**Problem to work on**
Collect every line of the records that contains the string "table".

**Given data**
● ● ● ● ●
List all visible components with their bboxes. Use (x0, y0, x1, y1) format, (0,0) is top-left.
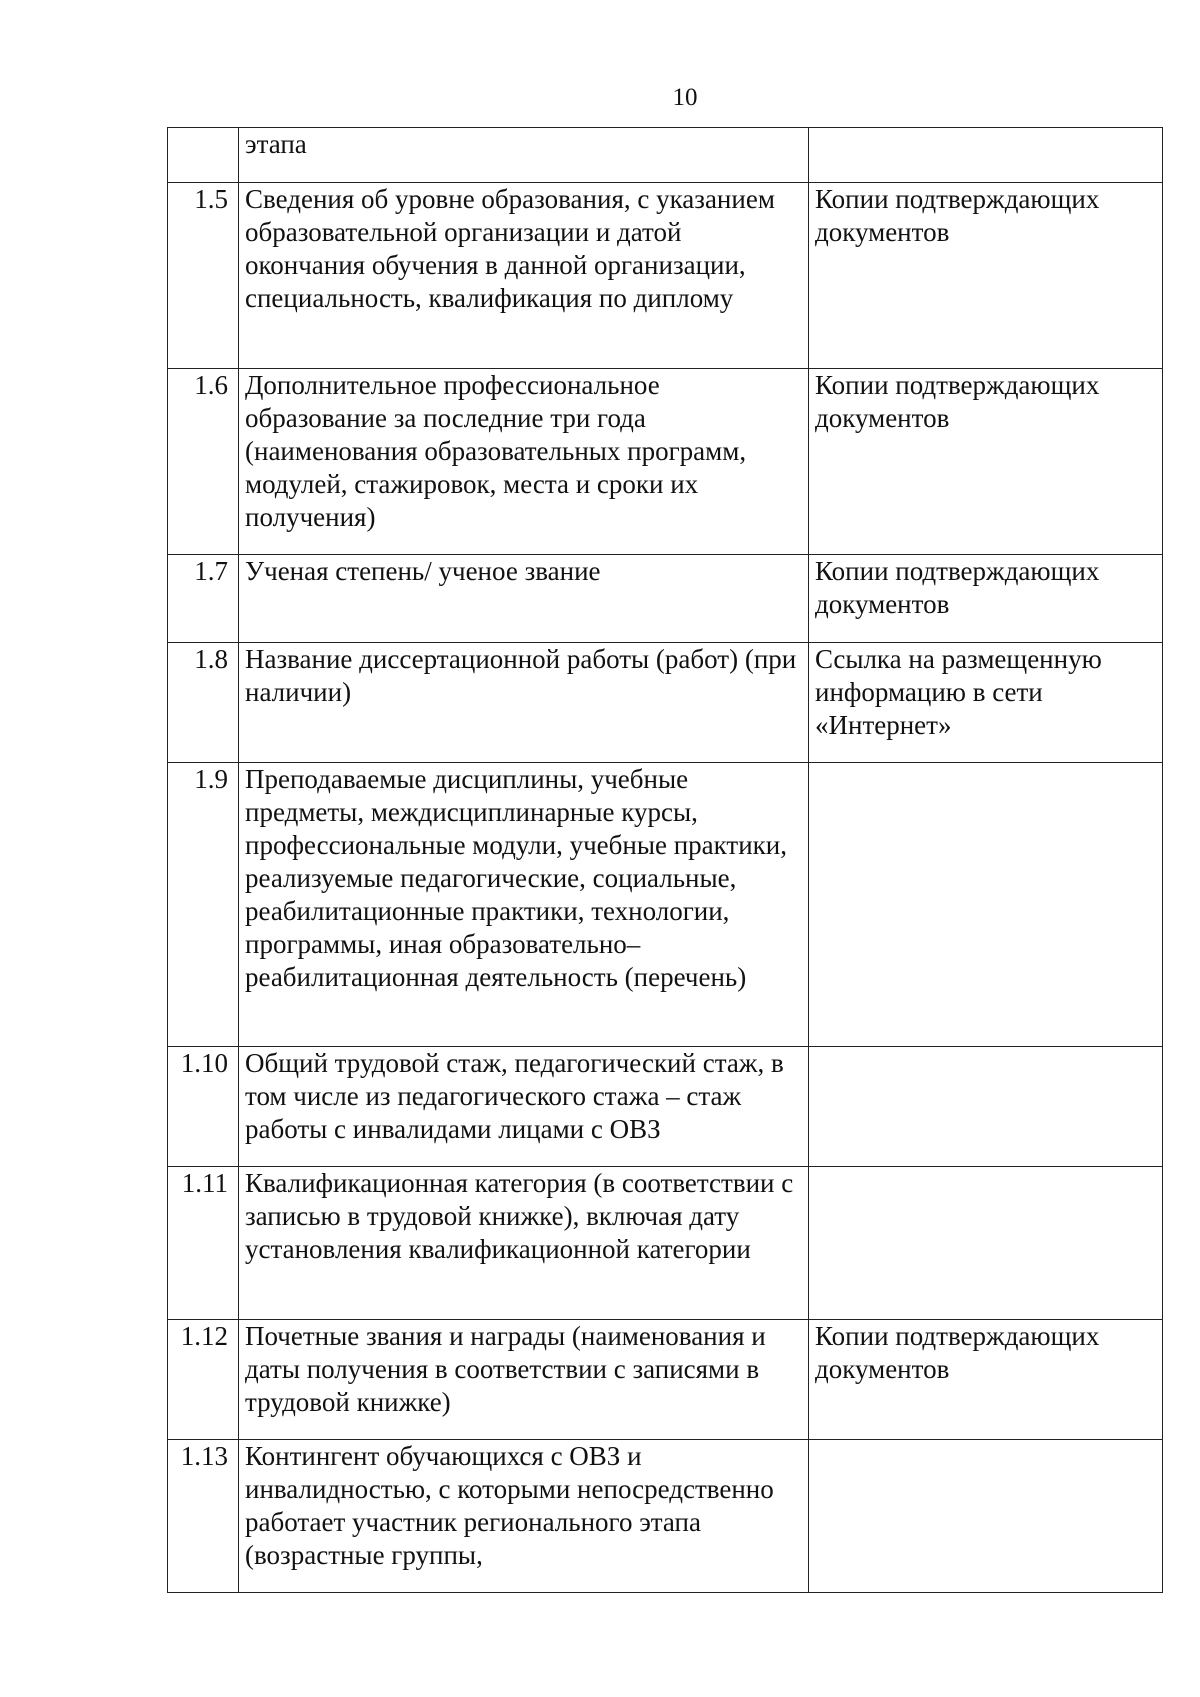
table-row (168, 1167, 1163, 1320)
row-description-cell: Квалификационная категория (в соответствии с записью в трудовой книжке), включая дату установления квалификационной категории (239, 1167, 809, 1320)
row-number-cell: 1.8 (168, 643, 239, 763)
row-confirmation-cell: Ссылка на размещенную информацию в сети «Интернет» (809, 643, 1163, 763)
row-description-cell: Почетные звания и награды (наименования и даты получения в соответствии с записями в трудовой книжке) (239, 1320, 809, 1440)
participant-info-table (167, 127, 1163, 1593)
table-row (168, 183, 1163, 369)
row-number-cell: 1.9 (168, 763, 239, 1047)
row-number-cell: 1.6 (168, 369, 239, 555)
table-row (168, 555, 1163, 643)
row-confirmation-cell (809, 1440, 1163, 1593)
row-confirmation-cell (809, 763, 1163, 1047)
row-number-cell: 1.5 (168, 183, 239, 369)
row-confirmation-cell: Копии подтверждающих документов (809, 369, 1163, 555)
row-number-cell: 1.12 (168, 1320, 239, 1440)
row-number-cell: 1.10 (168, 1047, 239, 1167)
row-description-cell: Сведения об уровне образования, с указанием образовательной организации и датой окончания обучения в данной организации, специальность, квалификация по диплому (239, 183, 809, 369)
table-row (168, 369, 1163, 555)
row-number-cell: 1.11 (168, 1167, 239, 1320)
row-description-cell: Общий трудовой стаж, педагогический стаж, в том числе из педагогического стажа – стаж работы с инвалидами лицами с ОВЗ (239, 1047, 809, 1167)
● ● ● ● ●
**Response to the task**
table-row (168, 1167, 1163, 1320)
participant-info-table (167, 127, 1163, 1593)
table-row (168, 183, 1163, 369)
table-row (168, 555, 1163, 643)
table-row (168, 369, 1163, 555)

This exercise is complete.